RAW RECORDS ->
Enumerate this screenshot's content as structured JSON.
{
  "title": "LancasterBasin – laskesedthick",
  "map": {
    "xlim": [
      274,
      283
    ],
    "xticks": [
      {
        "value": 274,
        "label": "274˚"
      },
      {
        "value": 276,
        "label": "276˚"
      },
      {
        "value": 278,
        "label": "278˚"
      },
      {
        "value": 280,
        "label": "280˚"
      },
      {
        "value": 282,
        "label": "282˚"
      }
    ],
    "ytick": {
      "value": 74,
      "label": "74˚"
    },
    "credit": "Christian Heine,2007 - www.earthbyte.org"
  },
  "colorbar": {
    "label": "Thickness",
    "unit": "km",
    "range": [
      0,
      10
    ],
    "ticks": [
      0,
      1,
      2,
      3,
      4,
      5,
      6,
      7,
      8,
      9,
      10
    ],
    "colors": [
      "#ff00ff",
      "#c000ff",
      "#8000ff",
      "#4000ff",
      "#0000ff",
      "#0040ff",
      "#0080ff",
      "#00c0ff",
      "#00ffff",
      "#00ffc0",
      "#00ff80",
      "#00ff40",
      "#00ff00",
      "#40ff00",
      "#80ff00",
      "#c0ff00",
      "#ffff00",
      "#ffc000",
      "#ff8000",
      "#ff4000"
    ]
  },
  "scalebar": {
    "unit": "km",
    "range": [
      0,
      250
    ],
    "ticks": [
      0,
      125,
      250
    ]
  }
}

PROBLEM TO SOLVE -> Copy all of the material word for word.

EXERCISE ANSWER ->
Enumerate this screenshot's content as structured JSON.
{
  "title": "LancasterBasin – laskesedthick",
  "map": {
    "xlim": [
      274,
      283
    ],
    "xticks": [
      {
        "value": 274,
        "label": "274˚"
      },
      {
        "value": 276,
        "label": "276˚"
      },
      {
        "value": 278,
        "label": "278˚"
      },
      {
        "value": 280,
        "label": "280˚"
      },
      {
        "value": 282,
        "label": "282˚"
      }
    ],
    "ytick": {
      "value": 74,
      "label": "74˚"
    },
    "credit": "Christian Heine,2007 - www.earthbyte.org"
  },
  "colorbar": {
    "label": "Thickness",
    "unit": "km",
    "range": [
      0,
      10
    ],
    "ticks": [
      0,
      1,
      2,
      3,
      4,
      5,
      6,
      7,
      8,
      9,
      10
    ],
    "colors": [
      "#ff00ff",
      "#c000ff",
      "#8000ff",
      "#4000ff",
      "#0000ff",
      "#0040ff",
      "#0080ff",
      "#00c0ff",
      "#00ffff",
      "#00ffc0",
      "#00ff80",
      "#00ff40",
      "#00ff00",
      "#40ff00",
      "#80ff00",
      "#c0ff00",
      "#ffff00",
      "#ffc000",
      "#ff8000",
      "#ff4000"
    ]
  },
  "scalebar": {
    "unit": "km",
    "range": [
      0,
      250
    ],
    "ticks": [
      0,
      125,
      250
    ]
  }
}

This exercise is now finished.